PROMPT: Collect the lines of the entries where "Main" shows up.

── RECORDS PROVIDED ──

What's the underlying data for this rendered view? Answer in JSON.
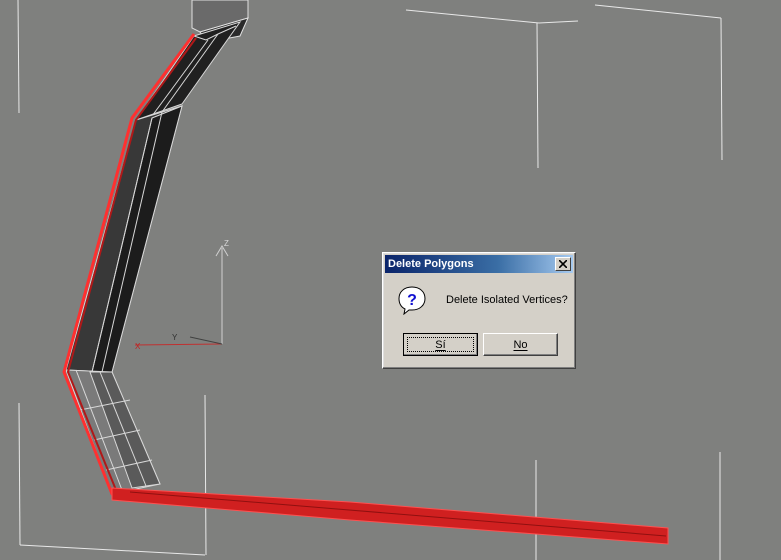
{
  "dialog": {
    "title": "Delete Polygons",
    "message": "Delete Isolated Vertices?",
    "yes_label": "Sí",
    "no_label": "No"
  },
  "viewport": {
    "axis_labels": {
      "z": "Z",
      "x": "X",
      "y": "Y"
    }
  },
  "colors": {
    "viewport_bg": "#7f807e",
    "selection": "#e02020",
    "titlebar_start": "#0a246a",
    "titlebar_end": "#a6caf0",
    "dialog_bg": "#d4d0c8"
  },
  "icons": {
    "close": "close-icon",
    "question": "question-icon"
  }
}
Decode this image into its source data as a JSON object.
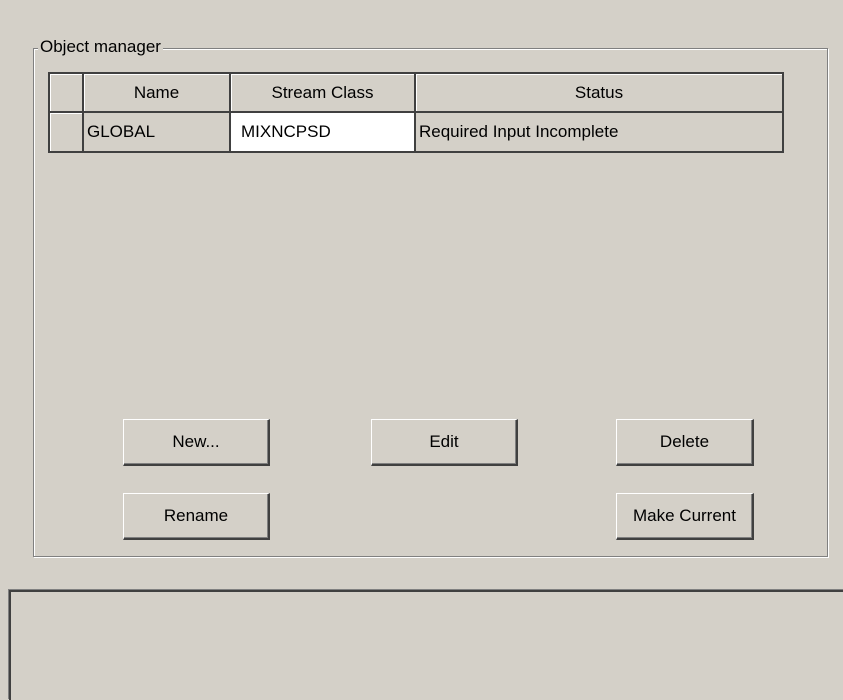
{
  "object_manager": {
    "title": "Object manager",
    "columns": [
      "Name",
      "Stream Class",
      "Status"
    ],
    "rows": [
      {
        "name": "GLOBAL",
        "stream_class": "MIXNCPSD",
        "status": "Required Input Incomplete"
      }
    ]
  },
  "buttons": {
    "new": "New...",
    "edit": "Edit",
    "delete": "Delete",
    "rename": "Rename",
    "make_current": "Make Current"
  },
  "colors": {
    "background": "#d4d0c8",
    "active_cell": "#ffffff",
    "border_dark": "#404040"
  }
}
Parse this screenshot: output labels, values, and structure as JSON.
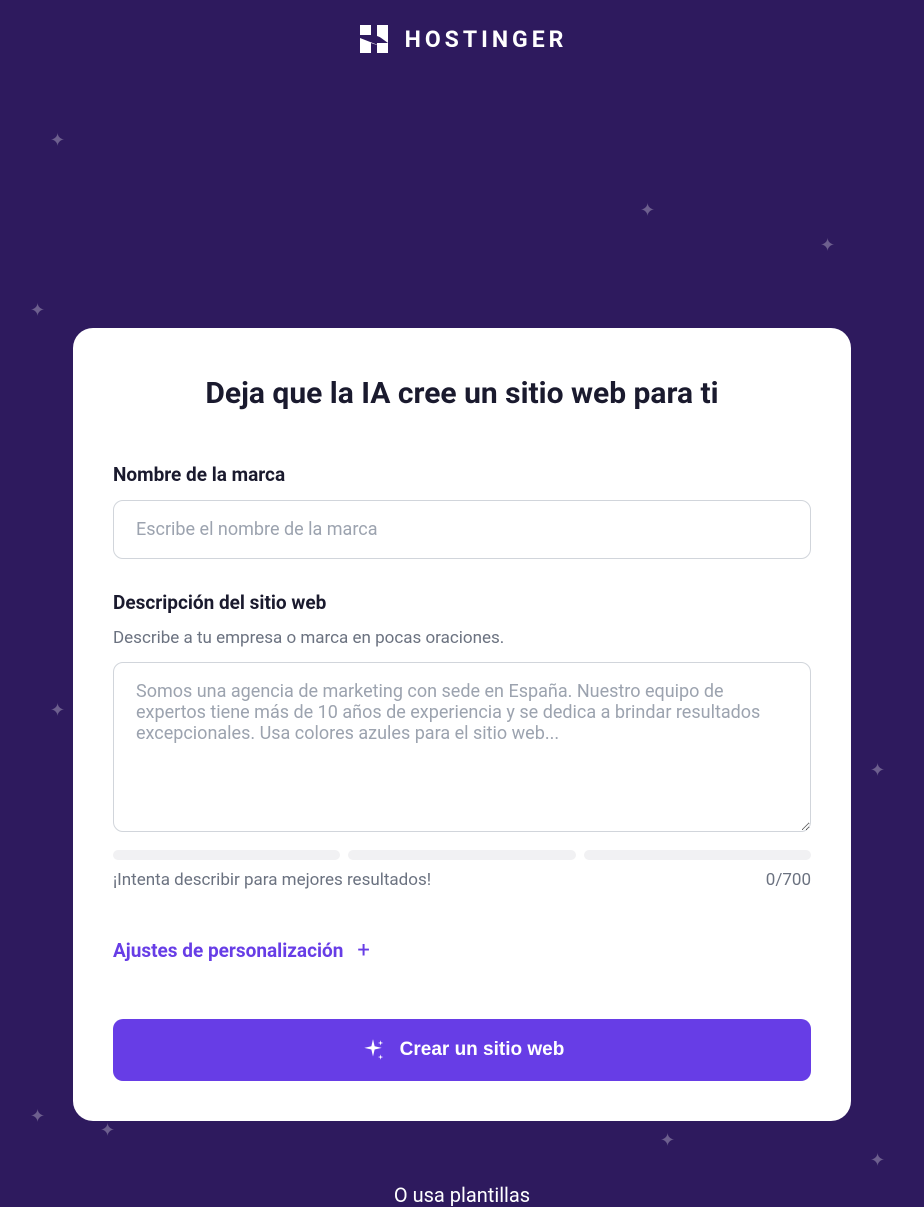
{
  "header": {
    "logo_text": "HOSTINGER"
  },
  "card": {
    "title": "Deja que la IA cree un sitio web para ti",
    "brand_name": {
      "label": "Nombre de la marca",
      "placeholder": "Escribe el nombre de la marca",
      "value": ""
    },
    "description": {
      "label": "Descripción del sitio web",
      "help_text": "Describe a tu empresa o marca en pocas oraciones.",
      "placeholder": "Somos una agencia de marketing con sede en España. Nuestro equipo de expertos tiene más de 10 años de experiencia y se dedica a brindar resultados excepcionales. Usa colores azules para el sitio web...",
      "value": "",
      "hint": "¡Intenta describir para mejores resultados!",
      "counter": "0/700"
    },
    "settings_label": "Ajustes de personalización",
    "create_button_label": "Crear un sitio web"
  },
  "footer": {
    "text": "O usa plantillas"
  }
}
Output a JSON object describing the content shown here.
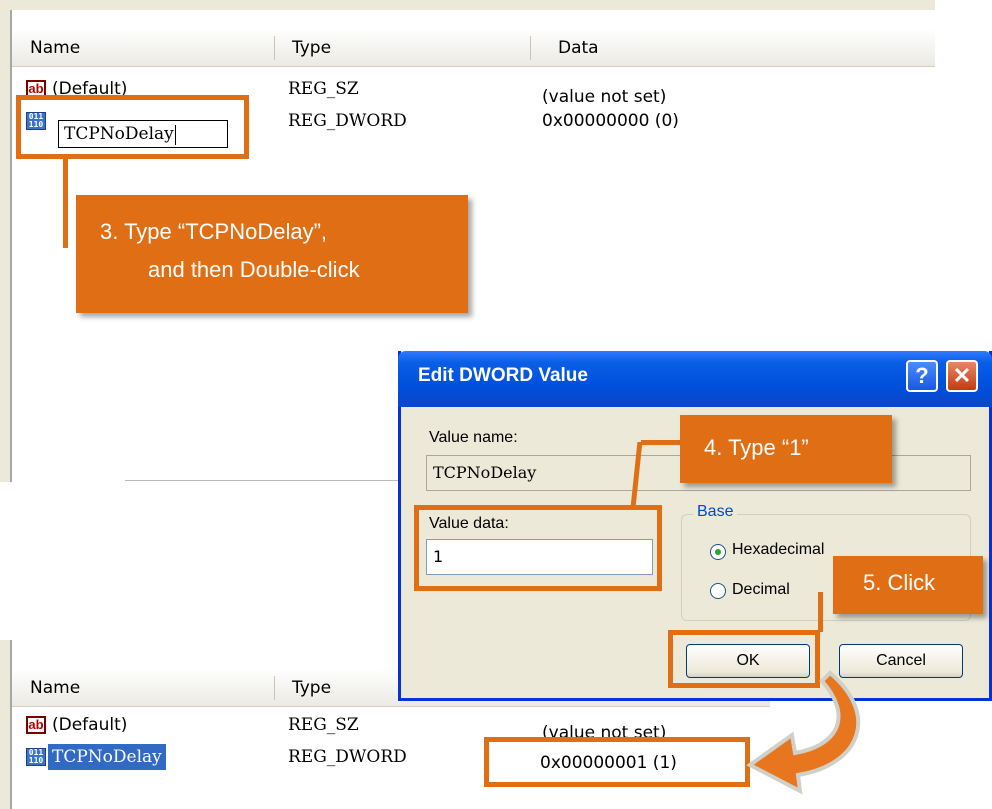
{
  "columns": {
    "name": "Name",
    "type": "Type",
    "data": "Data"
  },
  "top_rows": [
    {
      "name": "(Default)",
      "type": "REG_SZ",
      "data": "(value not set)",
      "icon": "ab-icon"
    },
    {
      "name": "TCPNoDelay",
      "type": "REG_DWORD",
      "data": "0x00000000 (0)",
      "icon": "binary-icon"
    }
  ],
  "callout3": {
    "line1": "3.  Type “TCPNoDelay”,",
    "line2": "and then Double-click"
  },
  "dialog": {
    "title": "Edit DWORD Value",
    "help_glyph": "?",
    "close_glyph": "✕",
    "value_name_label": "Value name:",
    "value_name": "TCPNoDelay",
    "value_data_label": "Value data:",
    "value_data": "1",
    "base_label": "Base",
    "hex_label": "Hexadecimal",
    "dec_label": "Decimal",
    "ok_label": "OK",
    "cancel_label": "Cancel",
    "base_selected": "Hexadecimal"
  },
  "callout4": "4.  Type “1”",
  "callout5": "5.  Click",
  "bottom_rows": [
    {
      "name": "(Default)",
      "type": "REG_SZ",
      "data": "(value not set)"
    },
    {
      "name": "TCPNoDelay",
      "type": "REG_DWORD",
      "data": "0x00000001 (1)"
    }
  ],
  "colors": {
    "accent": "#df6e14",
    "titlebar": "#0050dd",
    "selection": "#316ac5"
  }
}
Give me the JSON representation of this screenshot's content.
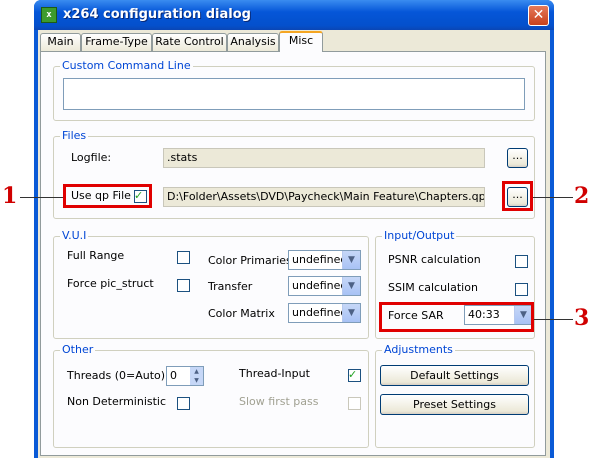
{
  "window": {
    "title": "x264 configuration dialog",
    "icon": "x264-app-icon",
    "close_glyph": "✕"
  },
  "tabs": [
    {
      "label": "Main",
      "active": false
    },
    {
      "label": "Frame-Type",
      "active": false
    },
    {
      "label": "Rate Control",
      "active": false
    },
    {
      "label": "Analysis",
      "active": false
    },
    {
      "label": "Misc",
      "active": true
    }
  ],
  "custom_command_line": {
    "legend": "Custom Command Line",
    "value": ""
  },
  "files": {
    "legend": "Files",
    "logfile_label": "Logfile:",
    "logfile_value": ".stats",
    "logfile_browse": "...",
    "use_qp_label": "Use qp File",
    "use_qp_checked": true,
    "qp_file_value": "D:\\Folder\\Assets\\DVD\\Paycheck\\Main Feature\\Chapters.qpf",
    "qp_browse": "..."
  },
  "vui": {
    "legend": "V.U.I",
    "full_range_label": "Full Range",
    "force_pic_struct_label": "Force pic_struct",
    "color_primaries_label": "Color Primaries",
    "color_primaries_value": "undefined",
    "transfer_label": "Transfer",
    "transfer_value": "undefined",
    "color_matrix_label": "Color Matrix",
    "color_matrix_value": "undefined"
  },
  "io": {
    "legend": "Input/Output",
    "psnr_label": "PSNR calculation",
    "ssim_label": "SSIM calculation",
    "force_sar_label": "Force SAR",
    "force_sar_value": "40:33"
  },
  "other": {
    "legend": "Other",
    "threads_label": "Threads (0=Auto)",
    "threads_value": "0",
    "thread_input_label": "Thread-Input",
    "thread_input_checked": true,
    "non_deterministic_label": "Non Deterministic",
    "slow_first_pass_label": "Slow first pass"
  },
  "adjustments": {
    "legend": "Adjustments",
    "default_button": "Default Settings",
    "preset_button": "Preset Settings"
  },
  "callouts": [
    "1",
    "2",
    "3"
  ],
  "colors": {
    "highlight": "#e00000",
    "legend_text": "#0046d5",
    "check": "#21a121"
  }
}
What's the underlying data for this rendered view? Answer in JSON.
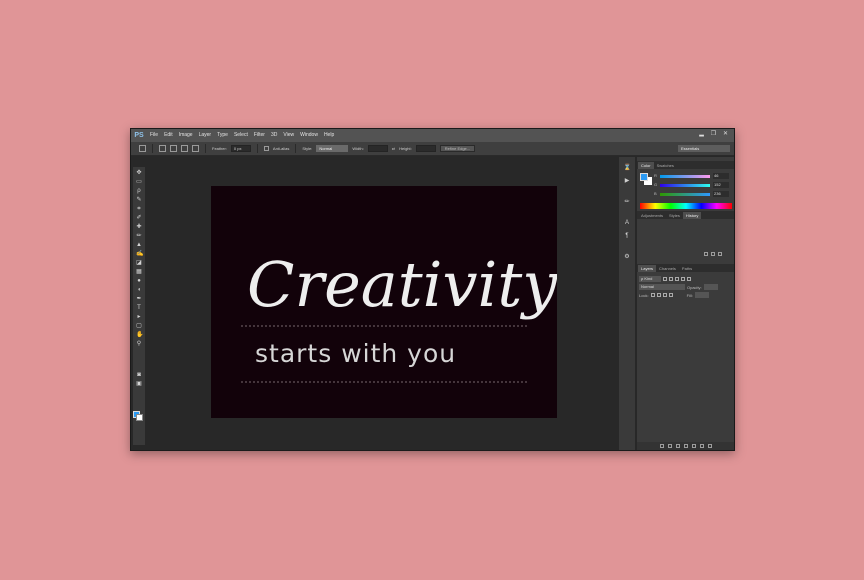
{
  "app": {
    "logo": "PS"
  },
  "menu": [
    "File",
    "Edit",
    "Image",
    "Layer",
    "Type",
    "Select",
    "Filter",
    "3D",
    "View",
    "Window",
    "Help"
  ],
  "window_controls": {
    "minimize": "▂",
    "restore": "❐",
    "close": "✕"
  },
  "options": {
    "feather_label": "Feather:",
    "feather_value": "0 px",
    "antialias_label": "Anti-alias",
    "style_label": "Style:",
    "style_value": "Normal",
    "width_label": "Width:",
    "height_label": "Height:",
    "refine_edge": "Refine Edge...",
    "workspace": "Essentials"
  },
  "canvas": {
    "background": "#12020a",
    "headline": "Creativity",
    "tagline": "starts with you"
  },
  "color_panel": {
    "tabs": [
      "Color",
      "Swatches"
    ],
    "channels": [
      {
        "letter": "R",
        "value": "46"
      },
      {
        "letter": "G",
        "value": "152"
      },
      {
        "letter": "B",
        "value": "236"
      }
    ],
    "foreground": "#2b9af3",
    "background": "#ffffff"
  },
  "adjust_panel": {
    "tabs": [
      "Adjustments",
      "Styles",
      "History"
    ]
  },
  "layers_panel": {
    "tabs": [
      "Layers",
      "Channels",
      "Paths"
    ],
    "kind": "ρ Kind",
    "blend_mode": "Normal",
    "opacity_label": "Opacity:",
    "lock_label": "Lock:",
    "fill_label": "Fill:"
  }
}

───

REPLY:
      "label": "Main",
    "qp_file_value": "D:\\Folder\\Assets\\DVD\\Paycheck\\Main Feature\\Chapters.qpf",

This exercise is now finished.